* Task requirements *
In the entries below, count every line containing "this". Return the number and nothing else.

## Start Material for the task

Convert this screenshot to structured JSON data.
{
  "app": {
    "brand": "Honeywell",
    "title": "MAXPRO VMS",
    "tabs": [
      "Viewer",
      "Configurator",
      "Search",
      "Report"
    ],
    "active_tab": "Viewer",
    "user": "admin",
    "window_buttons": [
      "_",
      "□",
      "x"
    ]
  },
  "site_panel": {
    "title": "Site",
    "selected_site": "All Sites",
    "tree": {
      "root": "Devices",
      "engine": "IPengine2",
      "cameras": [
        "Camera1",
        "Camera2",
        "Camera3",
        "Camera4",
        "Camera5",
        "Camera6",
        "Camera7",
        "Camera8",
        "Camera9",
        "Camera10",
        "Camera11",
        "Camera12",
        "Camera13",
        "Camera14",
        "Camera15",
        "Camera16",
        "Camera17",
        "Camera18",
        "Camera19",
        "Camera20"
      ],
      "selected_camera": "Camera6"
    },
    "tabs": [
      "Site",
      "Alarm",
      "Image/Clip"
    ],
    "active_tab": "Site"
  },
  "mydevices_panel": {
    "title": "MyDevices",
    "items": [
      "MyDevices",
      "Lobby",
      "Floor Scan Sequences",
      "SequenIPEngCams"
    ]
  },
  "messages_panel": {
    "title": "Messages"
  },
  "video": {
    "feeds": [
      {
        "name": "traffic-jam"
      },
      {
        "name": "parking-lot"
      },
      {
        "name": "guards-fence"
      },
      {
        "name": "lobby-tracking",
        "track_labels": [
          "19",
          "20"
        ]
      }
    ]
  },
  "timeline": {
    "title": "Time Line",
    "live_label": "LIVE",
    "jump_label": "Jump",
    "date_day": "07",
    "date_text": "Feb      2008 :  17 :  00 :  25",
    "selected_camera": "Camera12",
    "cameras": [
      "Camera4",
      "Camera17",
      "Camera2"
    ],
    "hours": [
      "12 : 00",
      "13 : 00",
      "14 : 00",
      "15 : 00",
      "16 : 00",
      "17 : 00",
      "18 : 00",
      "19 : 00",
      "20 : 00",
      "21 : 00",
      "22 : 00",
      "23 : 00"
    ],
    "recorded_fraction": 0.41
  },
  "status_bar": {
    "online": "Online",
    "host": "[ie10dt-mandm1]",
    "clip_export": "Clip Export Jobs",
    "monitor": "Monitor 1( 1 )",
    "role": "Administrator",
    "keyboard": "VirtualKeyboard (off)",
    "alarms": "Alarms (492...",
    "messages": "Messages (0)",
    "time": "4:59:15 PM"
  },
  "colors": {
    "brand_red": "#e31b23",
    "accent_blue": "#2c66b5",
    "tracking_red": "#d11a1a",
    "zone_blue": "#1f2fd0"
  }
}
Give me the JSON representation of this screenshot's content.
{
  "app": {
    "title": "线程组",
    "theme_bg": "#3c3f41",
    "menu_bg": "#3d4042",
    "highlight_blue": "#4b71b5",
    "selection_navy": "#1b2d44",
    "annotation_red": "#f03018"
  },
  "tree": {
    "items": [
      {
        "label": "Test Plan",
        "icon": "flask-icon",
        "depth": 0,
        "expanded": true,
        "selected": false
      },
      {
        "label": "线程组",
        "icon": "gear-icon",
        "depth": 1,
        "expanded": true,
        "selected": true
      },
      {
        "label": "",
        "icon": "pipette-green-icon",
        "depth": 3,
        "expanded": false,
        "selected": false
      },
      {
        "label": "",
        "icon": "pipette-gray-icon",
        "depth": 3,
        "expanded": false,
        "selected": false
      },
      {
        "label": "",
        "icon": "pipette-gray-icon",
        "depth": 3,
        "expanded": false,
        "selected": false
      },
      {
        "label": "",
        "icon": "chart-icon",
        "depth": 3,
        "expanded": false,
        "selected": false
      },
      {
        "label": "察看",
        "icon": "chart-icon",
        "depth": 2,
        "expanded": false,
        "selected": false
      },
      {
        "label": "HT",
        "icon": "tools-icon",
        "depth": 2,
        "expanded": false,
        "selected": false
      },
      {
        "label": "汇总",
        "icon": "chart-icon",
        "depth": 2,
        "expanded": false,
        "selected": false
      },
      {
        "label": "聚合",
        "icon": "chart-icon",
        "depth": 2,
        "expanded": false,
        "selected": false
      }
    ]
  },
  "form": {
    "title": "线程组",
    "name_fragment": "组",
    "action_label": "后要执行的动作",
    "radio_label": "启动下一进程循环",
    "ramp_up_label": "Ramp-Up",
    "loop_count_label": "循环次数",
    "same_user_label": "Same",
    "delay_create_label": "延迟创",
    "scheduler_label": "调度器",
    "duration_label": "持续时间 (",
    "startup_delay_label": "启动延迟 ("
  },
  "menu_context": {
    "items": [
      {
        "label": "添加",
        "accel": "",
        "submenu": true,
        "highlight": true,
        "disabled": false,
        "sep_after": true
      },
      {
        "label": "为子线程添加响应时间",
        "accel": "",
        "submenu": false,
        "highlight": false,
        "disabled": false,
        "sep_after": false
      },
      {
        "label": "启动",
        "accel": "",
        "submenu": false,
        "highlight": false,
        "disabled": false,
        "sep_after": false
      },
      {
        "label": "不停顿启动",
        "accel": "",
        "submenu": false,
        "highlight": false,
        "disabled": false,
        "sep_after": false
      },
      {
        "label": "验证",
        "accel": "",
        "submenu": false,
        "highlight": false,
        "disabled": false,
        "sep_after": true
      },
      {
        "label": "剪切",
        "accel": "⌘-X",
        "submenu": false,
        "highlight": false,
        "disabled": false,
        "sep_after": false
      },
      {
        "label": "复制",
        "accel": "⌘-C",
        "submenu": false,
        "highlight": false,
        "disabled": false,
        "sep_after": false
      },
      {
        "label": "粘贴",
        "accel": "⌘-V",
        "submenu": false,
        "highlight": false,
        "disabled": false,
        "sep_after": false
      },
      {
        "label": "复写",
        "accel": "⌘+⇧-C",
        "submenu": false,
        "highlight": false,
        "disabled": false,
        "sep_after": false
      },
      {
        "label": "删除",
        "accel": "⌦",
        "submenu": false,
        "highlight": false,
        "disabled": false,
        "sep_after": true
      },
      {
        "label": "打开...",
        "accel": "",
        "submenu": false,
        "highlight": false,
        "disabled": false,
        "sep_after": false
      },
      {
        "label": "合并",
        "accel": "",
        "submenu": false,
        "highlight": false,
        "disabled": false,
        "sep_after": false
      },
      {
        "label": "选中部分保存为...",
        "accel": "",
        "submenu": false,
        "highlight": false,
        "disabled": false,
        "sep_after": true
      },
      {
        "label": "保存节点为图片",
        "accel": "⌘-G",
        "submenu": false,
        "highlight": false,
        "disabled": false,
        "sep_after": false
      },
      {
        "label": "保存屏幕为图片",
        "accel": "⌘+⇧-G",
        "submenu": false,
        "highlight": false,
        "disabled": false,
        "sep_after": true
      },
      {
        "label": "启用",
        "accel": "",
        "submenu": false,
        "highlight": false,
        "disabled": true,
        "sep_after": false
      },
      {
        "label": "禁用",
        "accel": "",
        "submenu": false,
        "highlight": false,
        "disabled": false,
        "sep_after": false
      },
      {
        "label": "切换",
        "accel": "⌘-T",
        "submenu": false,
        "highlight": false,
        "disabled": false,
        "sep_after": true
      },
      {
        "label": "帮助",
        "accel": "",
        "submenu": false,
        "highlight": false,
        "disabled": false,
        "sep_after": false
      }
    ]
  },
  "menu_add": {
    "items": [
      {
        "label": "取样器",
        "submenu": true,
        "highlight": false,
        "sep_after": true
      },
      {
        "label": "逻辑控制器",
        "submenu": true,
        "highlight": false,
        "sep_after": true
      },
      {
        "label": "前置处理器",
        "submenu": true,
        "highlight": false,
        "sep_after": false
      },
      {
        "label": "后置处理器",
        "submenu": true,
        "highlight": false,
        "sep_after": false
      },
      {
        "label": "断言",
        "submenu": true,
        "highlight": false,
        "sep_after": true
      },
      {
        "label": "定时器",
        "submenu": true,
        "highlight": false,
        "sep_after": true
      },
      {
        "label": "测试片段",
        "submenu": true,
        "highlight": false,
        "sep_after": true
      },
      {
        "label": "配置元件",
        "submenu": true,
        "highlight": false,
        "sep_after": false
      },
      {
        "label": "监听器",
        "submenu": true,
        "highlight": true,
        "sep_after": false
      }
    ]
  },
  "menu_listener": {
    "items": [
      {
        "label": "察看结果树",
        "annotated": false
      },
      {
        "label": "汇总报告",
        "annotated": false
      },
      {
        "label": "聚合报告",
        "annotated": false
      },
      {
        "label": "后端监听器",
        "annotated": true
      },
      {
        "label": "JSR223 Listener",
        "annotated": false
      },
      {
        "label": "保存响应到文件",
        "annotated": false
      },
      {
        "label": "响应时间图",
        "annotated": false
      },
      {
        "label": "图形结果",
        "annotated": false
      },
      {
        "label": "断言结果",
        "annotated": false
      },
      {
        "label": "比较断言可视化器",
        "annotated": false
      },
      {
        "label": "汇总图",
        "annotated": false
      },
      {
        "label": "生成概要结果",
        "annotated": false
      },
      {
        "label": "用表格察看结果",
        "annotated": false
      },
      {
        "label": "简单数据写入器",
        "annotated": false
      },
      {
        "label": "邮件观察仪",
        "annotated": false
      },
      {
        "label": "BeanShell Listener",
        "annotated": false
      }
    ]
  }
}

## End Material for the task

* Response *
2